● **DIRECTIONS FOR THIS TASK**: Copy out all lines that carry the word "content".

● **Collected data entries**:
● ● ● ●

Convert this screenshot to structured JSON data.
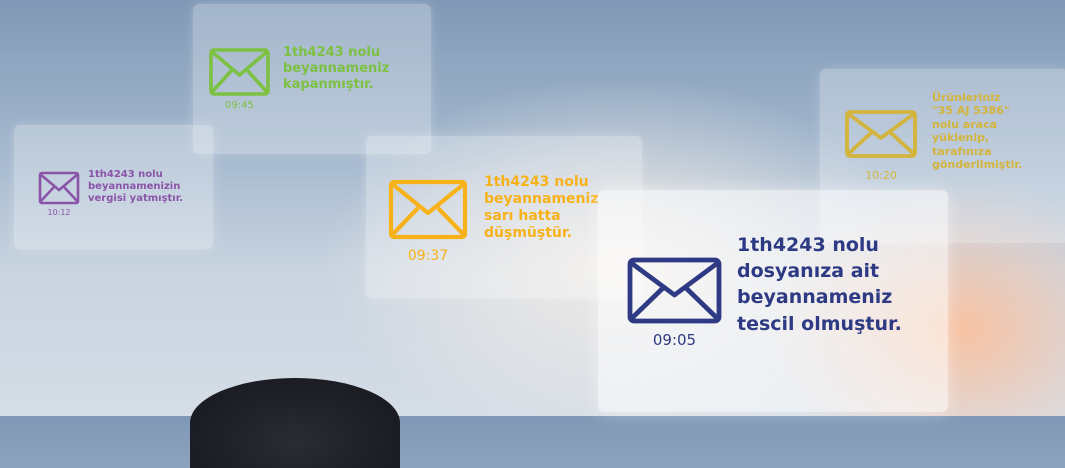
{
  "notifications": [
    {
      "id": "purple",
      "time": "10:12",
      "lines": [
        "1th4243 nolu",
        "beyannamenizin",
        "vergisi yatmıştır."
      ],
      "color": "#8a54a8"
    },
    {
      "id": "green",
      "time": "09:45",
      "lines": [
        "1th4243 nolu",
        "beyannameniz",
        "kapanmıştır."
      ],
      "color": "#7cc142"
    },
    {
      "id": "orange",
      "time": "09:37",
      "lines": [
        "1th4243 nolu",
        "beyannameniz",
        "sarı hatta",
        "düşmüştür."
      ],
      "color": "#f7b21a"
    },
    {
      "id": "yellow",
      "time": "10:20",
      "lines": [
        "Ürünleriniz",
        "\"35 AJ 5386\"",
        "nolu araca",
        "yüklenip,",
        "tarafınıza",
        "gönderilmiştir."
      ],
      "color": "#d3b43c"
    },
    {
      "id": "navy",
      "time": "09:05",
      "lines": [
        "1th4243 nolu",
        "dosyanıza ait",
        "beyannameniz",
        "tescil olmuştur."
      ],
      "color": "#2e3a83"
    }
  ]
}
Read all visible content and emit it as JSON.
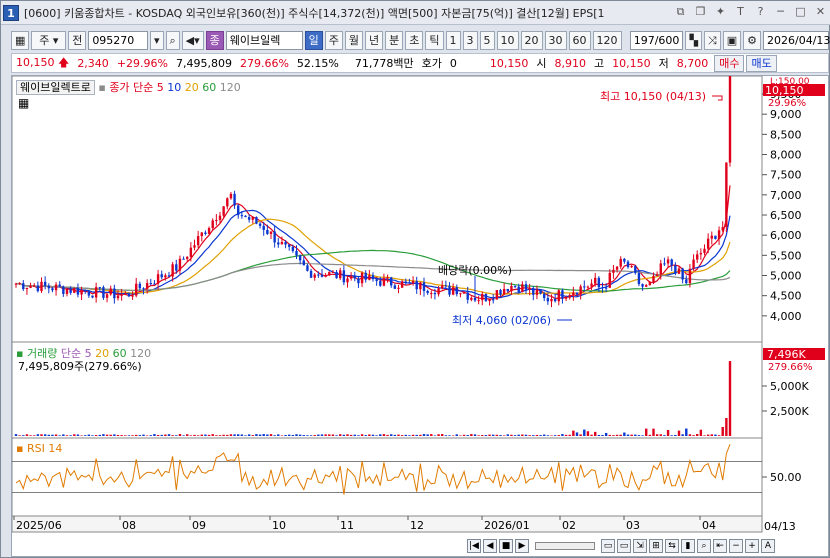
{
  "title": {
    "win_number": "1",
    "text": "[0600] 키움종합차트 - KOSDAQ 외국인보유[360(천)] 주식수[14,372(천)] 액면[500] 자본금[75(억)] 결산[12월] EPS[1"
  },
  "toolbar": {
    "period_type": "주",
    "all_label": "전",
    "code": "095270",
    "stock_name": "웨이브일렉",
    "periods": [
      "일",
      "주",
      "월",
      "년",
      "분",
      "초",
      "틱"
    ],
    "intervals": [
      "1",
      "3",
      "5",
      "10",
      "20",
      "30",
      "60",
      "120"
    ],
    "count": "197/600",
    "date": "2026/04/13"
  },
  "quote": {
    "price": "10,150",
    "change": "2,340",
    "change_pct": "+29.96%",
    "volume": "7,495,809",
    "volume_pct": "279.66%",
    "turnover": "52.15%",
    "amount": "71,778백만",
    "hoga_label": "호가",
    "hoga": "0",
    "open_price": "10,150",
    "open_label": "시",
    "open_val": "8,910",
    "high_label": "고",
    "high_val": "10,150",
    "low_label": "저",
    "low_val": "8,700",
    "buy": "매수",
    "sell": "매도"
  },
  "price_panel": {
    "name": "웨이브일렉트로",
    "ma_label": "종가 단순",
    "ma_periods": [
      "5",
      "10",
      "20",
      "60",
      "120"
    ],
    "ma_colors": [
      "#e0001b",
      "#0a36d1",
      "#e0a000",
      "#2a9d3a",
      "#8b8b8b"
    ],
    "current_label": "10,150",
    "current_pct": "29.96%",
    "top_label": "L:150.00",
    "y_ticks": [
      "9,500",
      "9,000",
      "8,500",
      "8,000",
      "7,500",
      "7,000",
      "6,500",
      "6,000",
      "5,500",
      "5,000",
      "4,500",
      "4,000"
    ],
    "high_annot": "최고 10,150 (04/13)",
    "low_annot": "최저 4,060 (02/06)",
    "dividend_annot": "배당락(0.00%)"
  },
  "volume_panel": {
    "name": "거래량",
    "ma_label": "단순",
    "ma_periods": [
      "5",
      "20",
      "60",
      "120"
    ],
    "value_text": "7,495,809주(279.66%)",
    "current_label": "7,496K",
    "current_pct": "279.66%",
    "y_ticks": [
      "5,000K",
      "2,500K"
    ]
  },
  "rsi_panel": {
    "name": "RSI 14",
    "y_ticks": [
      "50.00"
    ]
  },
  "x_axis": {
    "labels": [
      "2025/06",
      "08",
      "09",
      "10",
      "11",
      "12",
      "2026/01",
      "02",
      "03",
      "04"
    ],
    "end_label": "04/13"
  }
}
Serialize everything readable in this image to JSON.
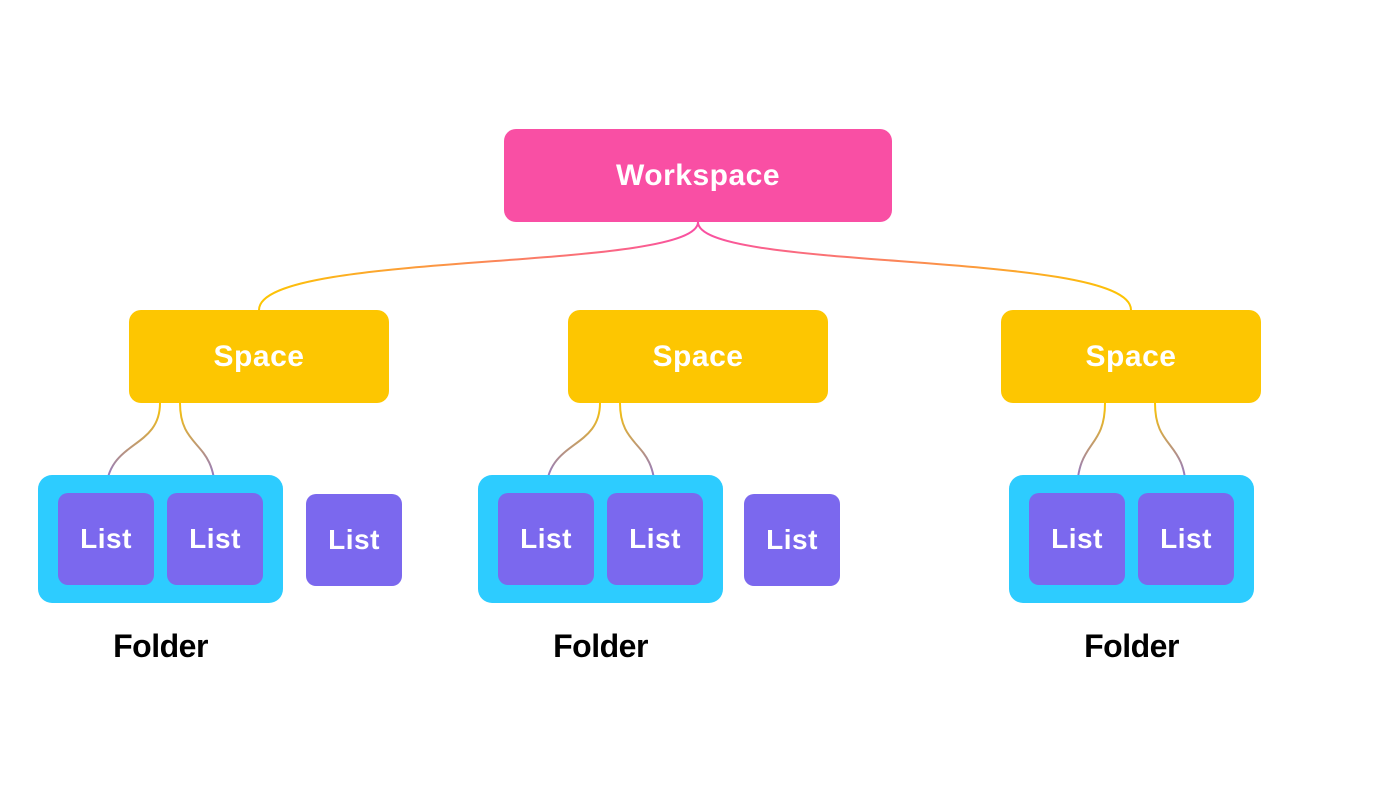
{
  "hierarchy": {
    "workspace": {
      "label": "Workspace",
      "color": "#f94fa4"
    },
    "spaces": [
      {
        "label": "Space",
        "color": "#fdc601"
      },
      {
        "label": "Space",
        "color": "#fdc601"
      },
      {
        "label": "Space",
        "color": "#fdc601"
      }
    ],
    "space_children": [
      {
        "folder": {
          "label": "Folder",
          "color": "#2dccff",
          "lists": [
            {
              "label": "List",
              "color": "#7b68ee"
            },
            {
              "label": "List",
              "color": "#7b68ee"
            }
          ]
        },
        "loose_lists": [
          {
            "label": "List",
            "color": "#7b68ee"
          }
        ]
      },
      {
        "folder": {
          "label": "Folder",
          "color": "#2dccff",
          "lists": [
            {
              "label": "List",
              "color": "#7b68ee"
            },
            {
              "label": "List",
              "color": "#7b68ee"
            }
          ]
        },
        "loose_lists": [
          {
            "label": "List",
            "color": "#7b68ee"
          }
        ]
      },
      {
        "folder": {
          "label": "Folder",
          "color": "#2dccff",
          "lists": [
            {
              "label": "List",
              "color": "#7b68ee"
            },
            {
              "label": "List",
              "color": "#7b68ee"
            }
          ]
        },
        "loose_lists": []
      }
    ]
  }
}
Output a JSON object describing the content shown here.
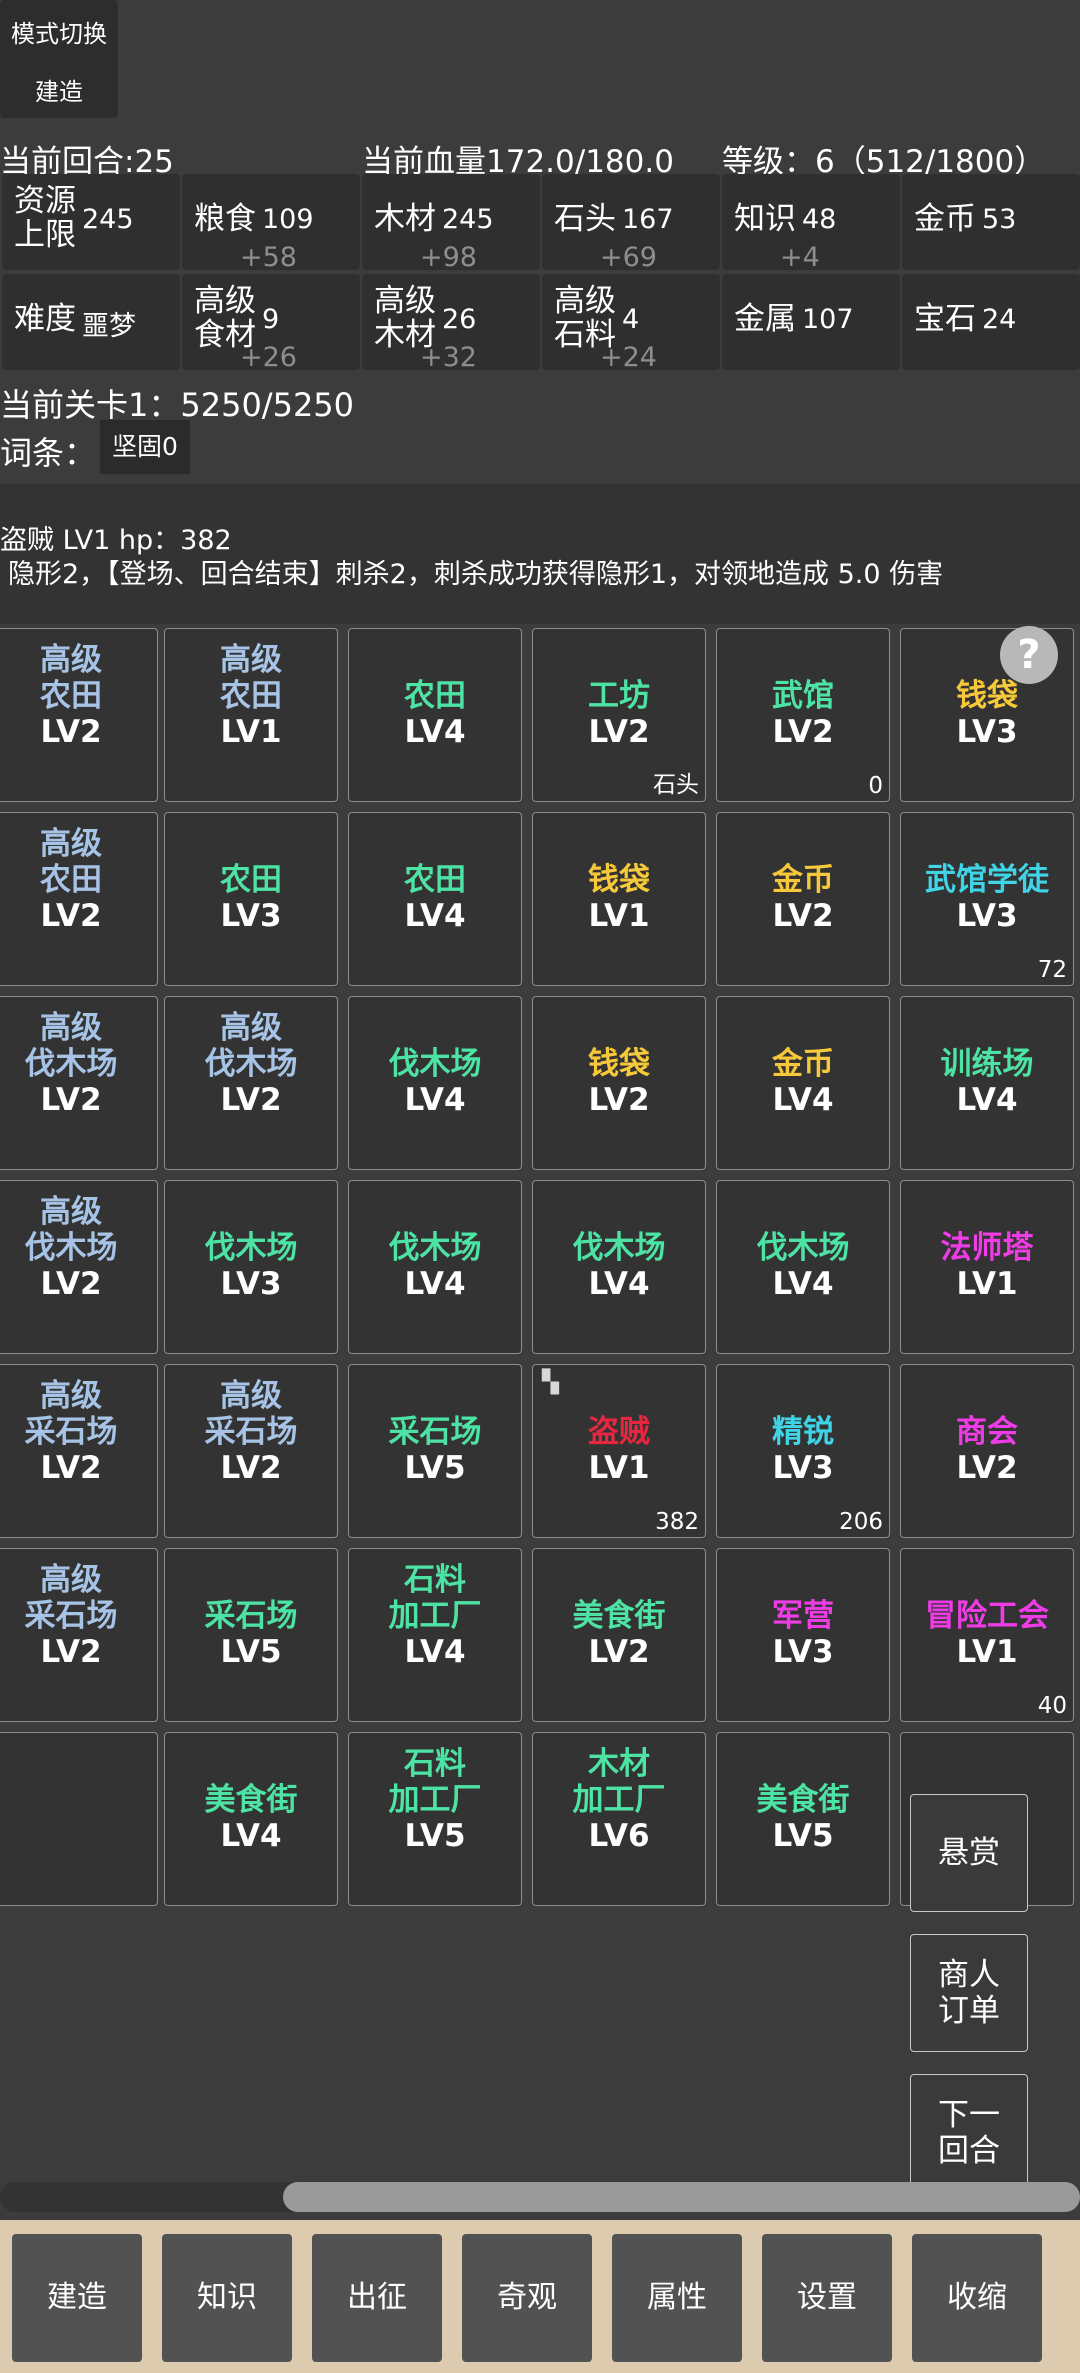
{
  "mode_panel": {
    "title": "模式切换",
    "mode": "建造"
  },
  "status": {
    "round": "当前回合:25",
    "hp": "当前血量172.0/180.0",
    "level": "等级：6（512/1800）"
  },
  "resources": {
    "row1": [
      {
        "label_l1": "资源",
        "label_l2": "上限",
        "value": "245",
        "delta": ""
      },
      {
        "label_l1": "粮食",
        "label_l2": "",
        "value": "109",
        "delta": "+58"
      },
      {
        "label_l1": "木材",
        "label_l2": "",
        "value": "245",
        "delta": "+98"
      },
      {
        "label_l1": "石头",
        "label_l2": "",
        "value": "167",
        "delta": "+69"
      },
      {
        "label_l1": "知识",
        "label_l2": "",
        "value": "48",
        "delta": "+4"
      },
      {
        "label_l1": "金币",
        "label_l2": "",
        "value": "53",
        "delta": ""
      }
    ],
    "row2": [
      {
        "label_l1": "难度",
        "label_l2": "",
        "value": "噩梦",
        "delta": ""
      },
      {
        "label_l1": "高级",
        "label_l2": "食材",
        "value": "9",
        "delta": "+26"
      },
      {
        "label_l1": "高级",
        "label_l2": "木材",
        "value": "26",
        "delta": "+32"
      },
      {
        "label_l1": "高级",
        "label_l2": "石料",
        "value": "4",
        "delta": "+24"
      },
      {
        "label_l1": "金属",
        "label_l2": "",
        "value": "107",
        "delta": ""
      },
      {
        "label_l1": "宝石",
        "label_l2": "",
        "value": "24",
        "delta": ""
      }
    ]
  },
  "stage": {
    "label": "当前关卡1：5250/5250",
    "terms_label": "词条：",
    "term": "坚固0"
  },
  "enemy": {
    "title": "盗贼 LV1 hp：382",
    "desc": "隐形2，【登场、回合结束】刺杀2，刺杀成功获得隐形1，对领地造成 5.0 伤害"
  },
  "help_icon": "question-icon",
  "colors": {
    "blue": "#a7c3e6",
    "green": "#4de3a4",
    "cyan": "#3fd4e6",
    "yellow": "#f7c93a",
    "magenta": "#f03ce6",
    "red": "#e7263f",
    "bottom_bar": "#dccbae"
  },
  "grid": {
    "rows": [
      [
        {
          "l1": "高级",
          "l2": "农田",
          "lv": "LV2",
          "color": "blue",
          "badge": ""
        },
        {
          "l1": "高级",
          "l2": "农田",
          "lv": "LV1",
          "color": "blue",
          "badge": ""
        },
        {
          "l1": "",
          "l2": "农田",
          "lv": "LV4",
          "color": "green",
          "badge": ""
        },
        {
          "l1": "",
          "l2": "工坊",
          "lv": "LV2",
          "color": "green",
          "badge": "石头"
        },
        {
          "l1": "",
          "l2": "武馆",
          "lv": "LV2",
          "color": "green",
          "badge": "0"
        },
        {
          "l1": "",
          "l2": "钱袋",
          "lv": "LV3",
          "color": "yellow",
          "badge": ""
        }
      ],
      [
        {
          "l1": "高级",
          "l2": "农田",
          "lv": "LV2",
          "color": "blue",
          "badge": ""
        },
        {
          "l1": "",
          "l2": "农田",
          "lv": "LV3",
          "color": "green",
          "badge": ""
        },
        {
          "l1": "",
          "l2": "农田",
          "lv": "LV4",
          "color": "green",
          "badge": ""
        },
        {
          "l1": "",
          "l2": "钱袋",
          "lv": "LV1",
          "color": "yellow",
          "badge": ""
        },
        {
          "l1": "",
          "l2": "金币",
          "lv": "LV2",
          "color": "yellow",
          "badge": ""
        },
        {
          "l1": "",
          "l2": "武馆学徒",
          "lv": "LV3",
          "color": "cyan",
          "badge": "72"
        }
      ],
      [
        {
          "l1": "高级",
          "l2": "伐木场",
          "lv": "LV2",
          "color": "blue",
          "badge": ""
        },
        {
          "l1": "高级",
          "l2": "伐木场",
          "lv": "LV2",
          "color": "blue",
          "badge": ""
        },
        {
          "l1": "",
          "l2": "伐木场",
          "lv": "LV4",
          "color": "green",
          "badge": ""
        },
        {
          "l1": "",
          "l2": "钱袋",
          "lv": "LV2",
          "color": "yellow",
          "badge": ""
        },
        {
          "l1": "",
          "l2": "金币",
          "lv": "LV4",
          "color": "yellow",
          "badge": ""
        },
        {
          "l1": "",
          "l2": "训练场",
          "lv": "LV4",
          "color": "green",
          "badge": ""
        }
      ],
      [
        {
          "l1": "高级",
          "l2": "伐木场",
          "lv": "LV2",
          "color": "blue",
          "badge": ""
        },
        {
          "l1": "",
          "l2": "伐木场",
          "lv": "LV3",
          "color": "green",
          "badge": ""
        },
        {
          "l1": "",
          "l2": "伐木场",
          "lv": "LV4",
          "color": "green",
          "badge": ""
        },
        {
          "l1": "",
          "l2": "伐木场",
          "lv": "LV4",
          "color": "green",
          "badge": ""
        },
        {
          "l1": "",
          "l2": "伐木场",
          "lv": "LV4",
          "color": "green",
          "badge": ""
        },
        {
          "l1": "",
          "l2": "法师塔",
          "lv": "LV1",
          "color": "magenta",
          "badge": ""
        }
      ],
      [
        {
          "l1": "高级",
          "l2": "采石场",
          "lv": "LV2",
          "color": "blue",
          "badge": ""
        },
        {
          "l1": "高级",
          "l2": "采石场",
          "lv": "LV2",
          "color": "blue",
          "badge": ""
        },
        {
          "l1": "",
          "l2": "采石场",
          "lv": "LV5",
          "color": "green",
          "badge": ""
        },
        {
          "l1": "",
          "l2": "盗贼",
          "lv": "LV1",
          "color": "red",
          "badge": "382"
        },
        {
          "l1": "",
          "l2": "精锐",
          "lv": "LV3",
          "color": "cyan",
          "badge": "206"
        },
        {
          "l1": "",
          "l2": "商会",
          "lv": "LV2",
          "color": "magenta",
          "badge": ""
        }
      ],
      [
        {
          "l1": "高级",
          "l2": "采石场",
          "lv": "LV2",
          "color": "blue",
          "badge": ""
        },
        {
          "l1": "",
          "l2": "采石场",
          "lv": "LV5",
          "color": "green",
          "badge": ""
        },
        {
          "l1": "石料",
          "l2": "加工厂",
          "lv": "LV4",
          "color": "green",
          "badge": ""
        },
        {
          "l1": "",
          "l2": "美食街",
          "lv": "LV2",
          "color": "green",
          "badge": ""
        },
        {
          "l1": "",
          "l2": "军营",
          "lv": "LV3",
          "color": "magenta",
          "badge": ""
        },
        {
          "l1": "",
          "l2": "冒险工会",
          "lv": "LV1",
          "color": "magenta",
          "badge": "40"
        }
      ],
      [
        {
          "l1": "",
          "l2": "",
          "lv": "",
          "color": "green",
          "badge": ""
        },
        {
          "l1": "",
          "l2": "美食街",
          "lv": "LV4",
          "color": "green",
          "badge": ""
        },
        {
          "l1": "石料",
          "l2": "加工厂",
          "lv": "LV5",
          "color": "green",
          "badge": ""
        },
        {
          "l1": "木材",
          "l2": "加工厂",
          "lv": "LV6",
          "color": "green",
          "badge": ""
        },
        {
          "l1": "",
          "l2": "美食街",
          "lv": "LV5",
          "color": "green",
          "badge": ""
        },
        {
          "l1": "",
          "l2": "",
          "lv": "",
          "color": "magenta",
          "badge": ""
        }
      ]
    ]
  },
  "side_buttons": [
    {
      "l1": "悬赏",
      "l2": ""
    },
    {
      "l1": "商人",
      "l2": "订单"
    },
    {
      "l1": "下一",
      "l2": "回合"
    }
  ],
  "bottom_bar": [
    "建造",
    "知识",
    "出征",
    "奇观",
    "属性",
    "设置",
    "收缩"
  ]
}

● ● ● ●

● **SOLVED PROBLEM**:
Read all visible content and emit it as JSON.
Output a JSON object describing the content shown here.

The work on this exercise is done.